### Task statement
Select all lines in the records that include "style".

### The input
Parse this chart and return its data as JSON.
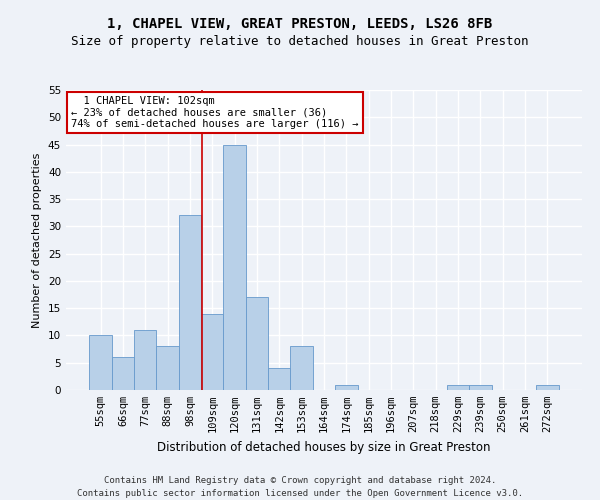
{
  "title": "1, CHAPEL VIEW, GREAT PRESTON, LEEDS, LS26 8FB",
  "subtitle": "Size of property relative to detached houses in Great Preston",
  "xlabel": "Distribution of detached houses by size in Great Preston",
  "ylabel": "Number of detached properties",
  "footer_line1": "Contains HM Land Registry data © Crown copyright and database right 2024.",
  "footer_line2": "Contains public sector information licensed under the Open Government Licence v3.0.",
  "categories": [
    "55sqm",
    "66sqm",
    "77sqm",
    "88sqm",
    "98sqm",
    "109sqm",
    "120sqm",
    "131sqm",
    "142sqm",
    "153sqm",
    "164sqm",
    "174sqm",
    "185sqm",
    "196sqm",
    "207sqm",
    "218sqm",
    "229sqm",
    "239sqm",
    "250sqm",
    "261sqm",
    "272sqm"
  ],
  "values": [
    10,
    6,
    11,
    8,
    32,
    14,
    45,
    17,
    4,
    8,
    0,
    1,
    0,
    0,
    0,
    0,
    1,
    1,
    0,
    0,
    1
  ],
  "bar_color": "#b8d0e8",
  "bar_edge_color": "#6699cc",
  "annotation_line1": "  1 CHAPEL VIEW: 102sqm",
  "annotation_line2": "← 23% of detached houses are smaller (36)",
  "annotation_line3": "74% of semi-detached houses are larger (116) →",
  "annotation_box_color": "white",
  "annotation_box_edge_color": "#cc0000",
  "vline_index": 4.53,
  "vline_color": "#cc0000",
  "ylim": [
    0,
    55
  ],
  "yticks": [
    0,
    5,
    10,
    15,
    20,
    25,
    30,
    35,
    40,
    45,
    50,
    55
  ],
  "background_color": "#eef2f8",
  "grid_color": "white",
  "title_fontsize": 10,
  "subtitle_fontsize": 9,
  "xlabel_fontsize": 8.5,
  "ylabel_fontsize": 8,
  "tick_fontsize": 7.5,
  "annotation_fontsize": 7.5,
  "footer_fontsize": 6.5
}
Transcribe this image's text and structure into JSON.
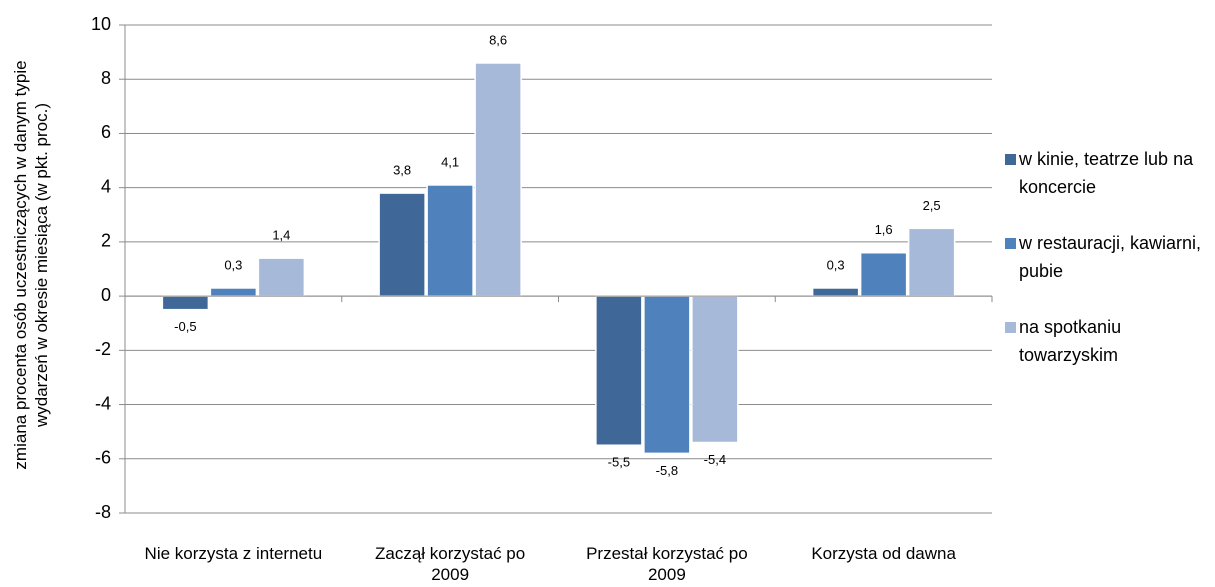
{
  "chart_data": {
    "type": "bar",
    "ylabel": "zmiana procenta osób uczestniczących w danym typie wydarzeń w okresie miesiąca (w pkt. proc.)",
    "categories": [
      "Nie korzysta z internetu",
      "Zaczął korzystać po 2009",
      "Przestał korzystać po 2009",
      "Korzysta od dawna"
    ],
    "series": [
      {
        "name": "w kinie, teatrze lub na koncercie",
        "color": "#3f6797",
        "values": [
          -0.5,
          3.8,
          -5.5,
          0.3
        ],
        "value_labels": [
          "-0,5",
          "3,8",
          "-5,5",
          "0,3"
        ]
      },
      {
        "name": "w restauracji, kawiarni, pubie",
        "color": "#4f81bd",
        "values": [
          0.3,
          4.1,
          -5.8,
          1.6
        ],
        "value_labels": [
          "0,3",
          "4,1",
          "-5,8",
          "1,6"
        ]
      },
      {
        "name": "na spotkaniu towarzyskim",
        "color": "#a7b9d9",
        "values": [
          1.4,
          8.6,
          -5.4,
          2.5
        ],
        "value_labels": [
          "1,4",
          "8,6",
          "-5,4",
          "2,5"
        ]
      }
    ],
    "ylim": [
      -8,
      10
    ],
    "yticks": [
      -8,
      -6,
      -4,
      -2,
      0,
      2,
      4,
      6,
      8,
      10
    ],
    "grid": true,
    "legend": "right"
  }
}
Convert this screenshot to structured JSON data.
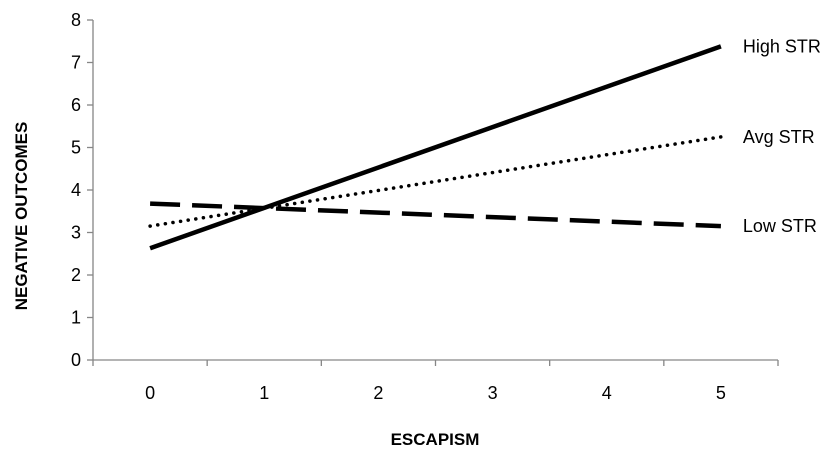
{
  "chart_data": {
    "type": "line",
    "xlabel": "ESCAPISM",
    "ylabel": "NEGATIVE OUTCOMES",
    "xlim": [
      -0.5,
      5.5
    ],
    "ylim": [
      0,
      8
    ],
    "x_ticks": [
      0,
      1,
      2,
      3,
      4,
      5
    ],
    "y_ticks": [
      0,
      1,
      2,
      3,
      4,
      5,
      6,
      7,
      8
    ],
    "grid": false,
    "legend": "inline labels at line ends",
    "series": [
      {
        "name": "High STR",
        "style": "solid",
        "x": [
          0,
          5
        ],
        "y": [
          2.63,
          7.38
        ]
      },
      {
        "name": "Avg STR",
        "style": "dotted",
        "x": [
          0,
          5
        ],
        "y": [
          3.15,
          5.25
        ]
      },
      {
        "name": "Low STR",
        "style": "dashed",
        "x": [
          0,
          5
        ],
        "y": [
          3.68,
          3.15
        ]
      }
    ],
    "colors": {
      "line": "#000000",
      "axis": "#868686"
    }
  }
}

* * *

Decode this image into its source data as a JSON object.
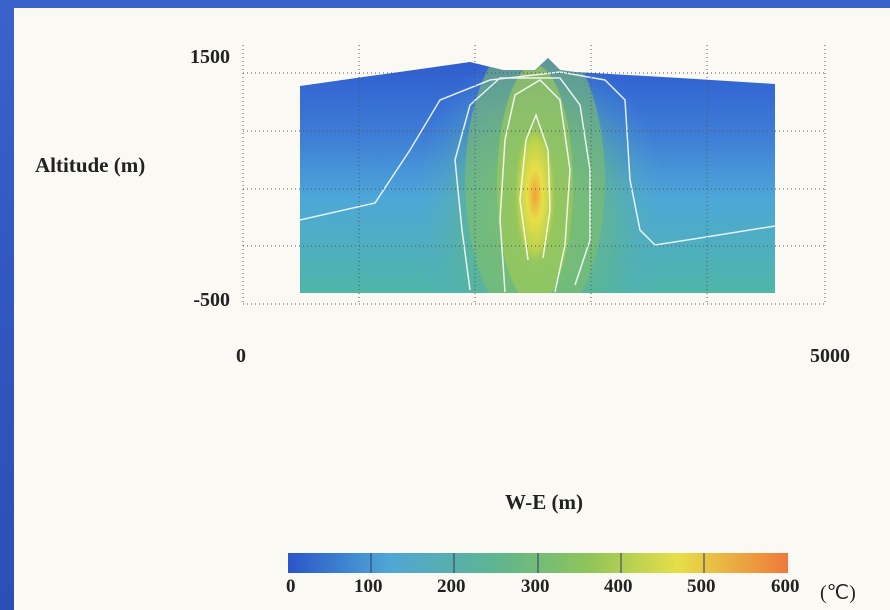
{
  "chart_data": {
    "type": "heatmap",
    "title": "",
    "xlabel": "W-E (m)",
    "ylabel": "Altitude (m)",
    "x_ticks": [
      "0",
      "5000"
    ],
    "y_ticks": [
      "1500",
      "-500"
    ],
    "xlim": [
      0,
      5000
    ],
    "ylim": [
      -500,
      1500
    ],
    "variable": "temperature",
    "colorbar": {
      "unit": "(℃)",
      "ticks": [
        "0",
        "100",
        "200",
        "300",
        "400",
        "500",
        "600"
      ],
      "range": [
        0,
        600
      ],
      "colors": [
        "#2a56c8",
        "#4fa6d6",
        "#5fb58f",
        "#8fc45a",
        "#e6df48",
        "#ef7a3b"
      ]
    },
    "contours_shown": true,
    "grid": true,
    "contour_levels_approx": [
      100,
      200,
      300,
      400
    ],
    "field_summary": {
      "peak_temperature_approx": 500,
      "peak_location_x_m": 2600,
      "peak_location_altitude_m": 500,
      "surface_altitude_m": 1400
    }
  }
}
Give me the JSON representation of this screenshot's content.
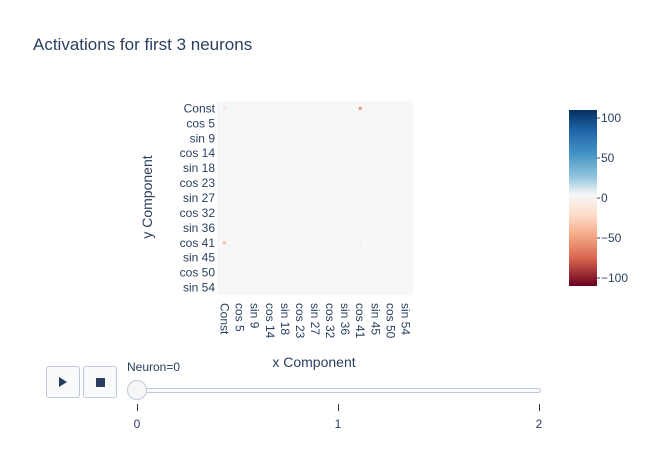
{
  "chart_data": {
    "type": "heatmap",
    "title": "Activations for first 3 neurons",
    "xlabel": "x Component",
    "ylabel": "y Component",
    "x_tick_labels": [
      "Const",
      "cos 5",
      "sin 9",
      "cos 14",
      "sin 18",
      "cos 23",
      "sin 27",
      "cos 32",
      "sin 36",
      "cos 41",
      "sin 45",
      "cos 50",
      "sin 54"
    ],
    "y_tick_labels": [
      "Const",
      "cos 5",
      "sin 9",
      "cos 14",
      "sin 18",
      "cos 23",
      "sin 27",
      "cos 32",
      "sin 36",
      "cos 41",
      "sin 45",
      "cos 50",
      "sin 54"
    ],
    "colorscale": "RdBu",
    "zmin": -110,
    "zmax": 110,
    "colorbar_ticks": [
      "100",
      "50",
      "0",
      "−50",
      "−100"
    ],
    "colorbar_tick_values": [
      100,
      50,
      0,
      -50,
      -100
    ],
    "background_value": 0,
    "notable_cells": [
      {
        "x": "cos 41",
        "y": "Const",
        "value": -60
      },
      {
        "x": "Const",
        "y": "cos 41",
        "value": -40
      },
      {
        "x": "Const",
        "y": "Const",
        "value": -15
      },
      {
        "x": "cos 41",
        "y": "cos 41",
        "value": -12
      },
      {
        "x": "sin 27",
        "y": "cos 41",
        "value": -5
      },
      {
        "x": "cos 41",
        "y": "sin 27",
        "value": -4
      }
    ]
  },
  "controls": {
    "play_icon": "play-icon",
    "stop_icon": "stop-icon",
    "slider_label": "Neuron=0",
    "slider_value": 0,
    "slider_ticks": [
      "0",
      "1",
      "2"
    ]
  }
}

==

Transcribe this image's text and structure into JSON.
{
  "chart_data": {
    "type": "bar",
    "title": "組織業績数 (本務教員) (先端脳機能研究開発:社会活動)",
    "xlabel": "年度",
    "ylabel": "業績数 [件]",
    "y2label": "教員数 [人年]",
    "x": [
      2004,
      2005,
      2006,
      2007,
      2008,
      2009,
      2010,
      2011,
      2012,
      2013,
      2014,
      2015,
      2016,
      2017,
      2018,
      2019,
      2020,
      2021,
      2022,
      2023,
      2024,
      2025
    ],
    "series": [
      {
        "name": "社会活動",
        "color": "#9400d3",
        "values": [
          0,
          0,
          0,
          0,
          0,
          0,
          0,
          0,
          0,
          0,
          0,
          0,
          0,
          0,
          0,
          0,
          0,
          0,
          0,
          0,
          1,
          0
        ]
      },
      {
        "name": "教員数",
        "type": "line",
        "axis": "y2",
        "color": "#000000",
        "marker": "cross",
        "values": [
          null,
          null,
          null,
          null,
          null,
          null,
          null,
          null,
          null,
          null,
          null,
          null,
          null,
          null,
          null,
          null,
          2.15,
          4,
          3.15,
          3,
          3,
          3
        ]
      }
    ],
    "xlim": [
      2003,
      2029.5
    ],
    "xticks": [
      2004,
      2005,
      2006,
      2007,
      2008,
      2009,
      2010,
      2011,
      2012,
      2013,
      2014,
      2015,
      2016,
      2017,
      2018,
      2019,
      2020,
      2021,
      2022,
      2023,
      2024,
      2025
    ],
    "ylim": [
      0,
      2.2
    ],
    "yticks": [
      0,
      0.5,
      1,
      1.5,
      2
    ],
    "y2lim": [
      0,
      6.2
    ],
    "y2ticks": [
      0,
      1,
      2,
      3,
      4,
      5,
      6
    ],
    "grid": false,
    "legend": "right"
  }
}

### The reply
        "style": "solid",
        "style": "dotted",
        "style": "dashed",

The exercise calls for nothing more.